• _WRITTEN TASK_: From the entries below, tally how many lines contain "затем" and report only that figure.

(Some records)

= = = =

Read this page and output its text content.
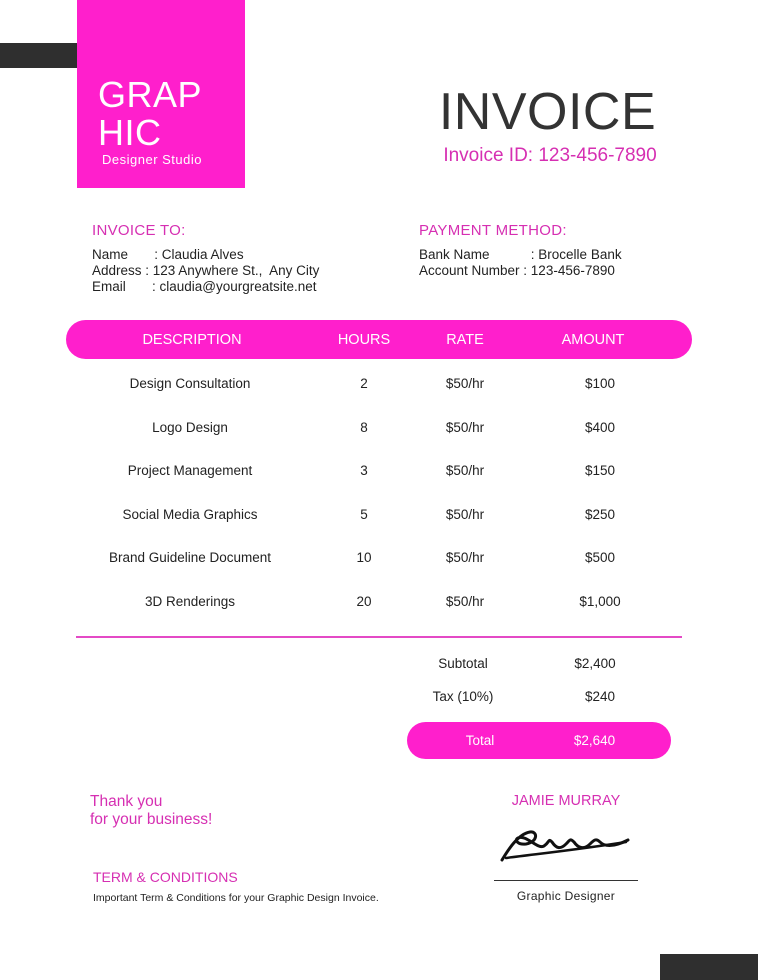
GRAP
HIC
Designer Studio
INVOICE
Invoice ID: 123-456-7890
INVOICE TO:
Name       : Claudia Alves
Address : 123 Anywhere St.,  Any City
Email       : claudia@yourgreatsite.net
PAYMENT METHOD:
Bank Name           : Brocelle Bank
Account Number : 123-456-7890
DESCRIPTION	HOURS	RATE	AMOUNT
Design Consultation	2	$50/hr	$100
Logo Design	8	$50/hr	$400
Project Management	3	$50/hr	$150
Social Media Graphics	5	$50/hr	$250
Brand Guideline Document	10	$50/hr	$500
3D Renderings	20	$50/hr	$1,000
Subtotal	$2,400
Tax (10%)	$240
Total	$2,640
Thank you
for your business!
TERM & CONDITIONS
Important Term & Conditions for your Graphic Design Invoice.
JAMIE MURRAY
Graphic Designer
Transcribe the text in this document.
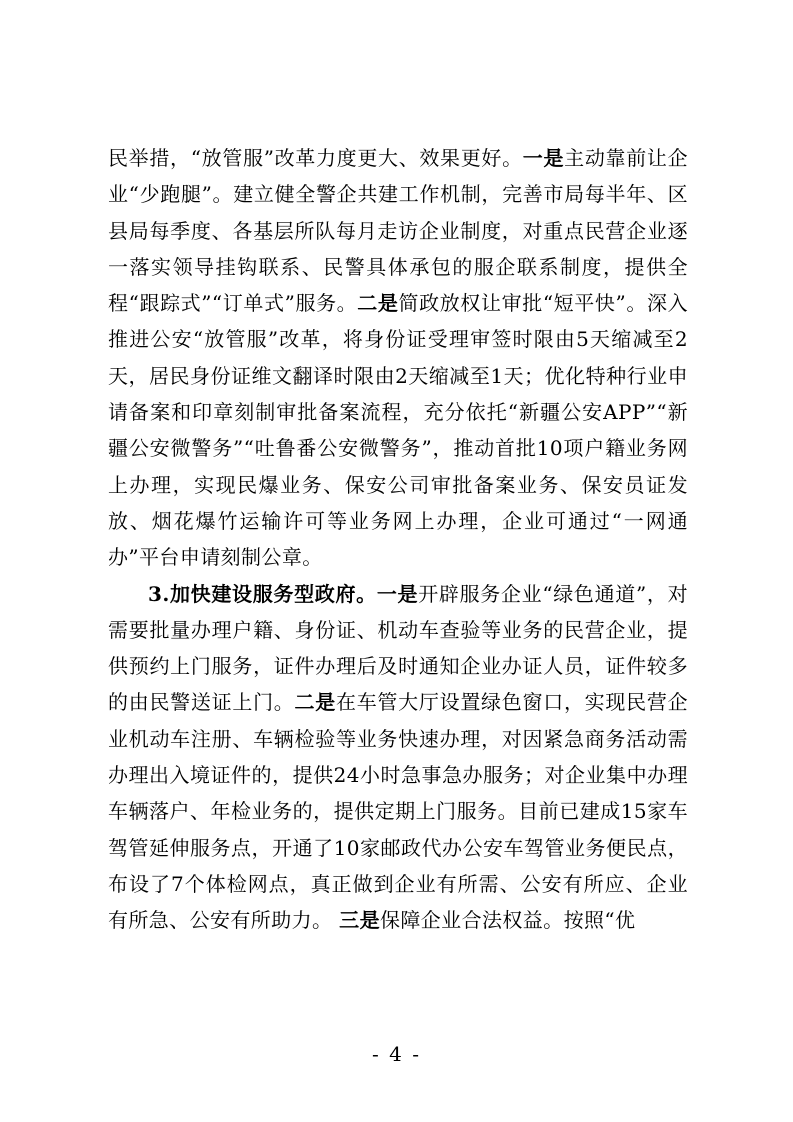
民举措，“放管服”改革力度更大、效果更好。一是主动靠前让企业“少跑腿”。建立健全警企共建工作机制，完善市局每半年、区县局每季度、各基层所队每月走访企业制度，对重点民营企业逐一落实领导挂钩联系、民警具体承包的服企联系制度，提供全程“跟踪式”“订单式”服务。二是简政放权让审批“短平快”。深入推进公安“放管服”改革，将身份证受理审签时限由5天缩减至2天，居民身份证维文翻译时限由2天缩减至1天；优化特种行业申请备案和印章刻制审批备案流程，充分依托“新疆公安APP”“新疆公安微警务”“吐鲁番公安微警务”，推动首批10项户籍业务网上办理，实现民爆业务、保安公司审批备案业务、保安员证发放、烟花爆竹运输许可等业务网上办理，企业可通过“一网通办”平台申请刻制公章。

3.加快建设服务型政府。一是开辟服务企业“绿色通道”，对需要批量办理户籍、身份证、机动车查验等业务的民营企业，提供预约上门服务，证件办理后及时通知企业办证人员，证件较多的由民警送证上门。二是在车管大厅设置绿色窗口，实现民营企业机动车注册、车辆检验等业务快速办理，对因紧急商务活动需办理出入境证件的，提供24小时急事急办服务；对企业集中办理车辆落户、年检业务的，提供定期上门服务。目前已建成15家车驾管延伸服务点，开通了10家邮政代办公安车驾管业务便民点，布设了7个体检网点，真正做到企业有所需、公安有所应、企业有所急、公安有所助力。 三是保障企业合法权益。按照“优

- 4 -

= = = =

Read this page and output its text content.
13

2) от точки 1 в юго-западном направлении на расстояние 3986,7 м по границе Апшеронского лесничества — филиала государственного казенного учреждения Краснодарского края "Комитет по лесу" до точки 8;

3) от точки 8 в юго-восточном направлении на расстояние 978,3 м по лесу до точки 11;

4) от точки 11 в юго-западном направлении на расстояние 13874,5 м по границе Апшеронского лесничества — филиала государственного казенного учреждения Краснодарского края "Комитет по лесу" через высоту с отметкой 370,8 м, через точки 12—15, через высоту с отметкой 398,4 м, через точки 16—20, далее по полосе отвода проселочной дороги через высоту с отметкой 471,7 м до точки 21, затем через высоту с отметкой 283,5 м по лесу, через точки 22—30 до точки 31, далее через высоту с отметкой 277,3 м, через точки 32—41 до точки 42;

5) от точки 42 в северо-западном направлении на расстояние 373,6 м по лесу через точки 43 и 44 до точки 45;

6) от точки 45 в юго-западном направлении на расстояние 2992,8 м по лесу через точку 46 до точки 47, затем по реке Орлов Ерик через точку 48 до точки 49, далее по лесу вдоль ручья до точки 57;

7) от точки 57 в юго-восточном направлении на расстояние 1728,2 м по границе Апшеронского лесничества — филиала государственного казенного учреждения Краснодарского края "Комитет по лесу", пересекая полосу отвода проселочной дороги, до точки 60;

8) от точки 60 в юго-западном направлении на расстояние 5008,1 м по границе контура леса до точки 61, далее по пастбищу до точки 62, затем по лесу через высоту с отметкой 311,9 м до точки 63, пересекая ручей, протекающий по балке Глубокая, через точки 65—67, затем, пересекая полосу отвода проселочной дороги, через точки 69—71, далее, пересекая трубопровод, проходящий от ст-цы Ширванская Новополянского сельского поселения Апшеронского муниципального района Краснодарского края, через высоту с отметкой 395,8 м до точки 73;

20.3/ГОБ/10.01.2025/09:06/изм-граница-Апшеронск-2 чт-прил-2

= = = =

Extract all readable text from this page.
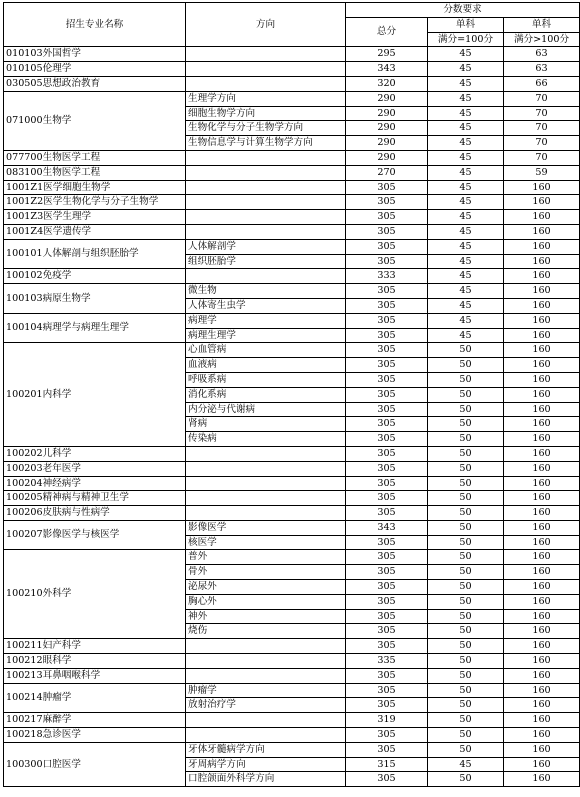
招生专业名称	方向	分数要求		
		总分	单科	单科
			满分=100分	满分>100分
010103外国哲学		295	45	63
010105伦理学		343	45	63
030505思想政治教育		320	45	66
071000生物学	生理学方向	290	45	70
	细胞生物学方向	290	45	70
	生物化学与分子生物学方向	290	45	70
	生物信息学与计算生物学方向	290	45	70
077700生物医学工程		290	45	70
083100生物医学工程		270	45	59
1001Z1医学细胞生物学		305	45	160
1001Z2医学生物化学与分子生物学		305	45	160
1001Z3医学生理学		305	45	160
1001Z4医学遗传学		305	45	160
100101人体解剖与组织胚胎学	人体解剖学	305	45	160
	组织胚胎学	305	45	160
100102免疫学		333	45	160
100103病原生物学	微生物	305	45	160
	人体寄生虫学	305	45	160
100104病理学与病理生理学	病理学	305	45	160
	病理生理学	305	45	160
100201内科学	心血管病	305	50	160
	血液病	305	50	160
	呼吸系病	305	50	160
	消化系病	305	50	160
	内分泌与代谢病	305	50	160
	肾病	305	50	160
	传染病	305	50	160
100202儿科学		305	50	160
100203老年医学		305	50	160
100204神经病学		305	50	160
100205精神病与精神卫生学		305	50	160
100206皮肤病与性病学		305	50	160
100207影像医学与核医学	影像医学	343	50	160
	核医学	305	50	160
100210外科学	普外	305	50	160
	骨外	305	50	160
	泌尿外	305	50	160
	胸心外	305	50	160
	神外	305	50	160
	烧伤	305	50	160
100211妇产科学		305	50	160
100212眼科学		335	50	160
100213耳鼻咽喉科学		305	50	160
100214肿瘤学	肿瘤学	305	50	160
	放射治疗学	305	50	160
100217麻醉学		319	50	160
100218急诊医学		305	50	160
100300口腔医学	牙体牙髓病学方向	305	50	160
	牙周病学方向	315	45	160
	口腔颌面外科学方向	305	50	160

= = = =

• _RESULT OF THE TASK_: 3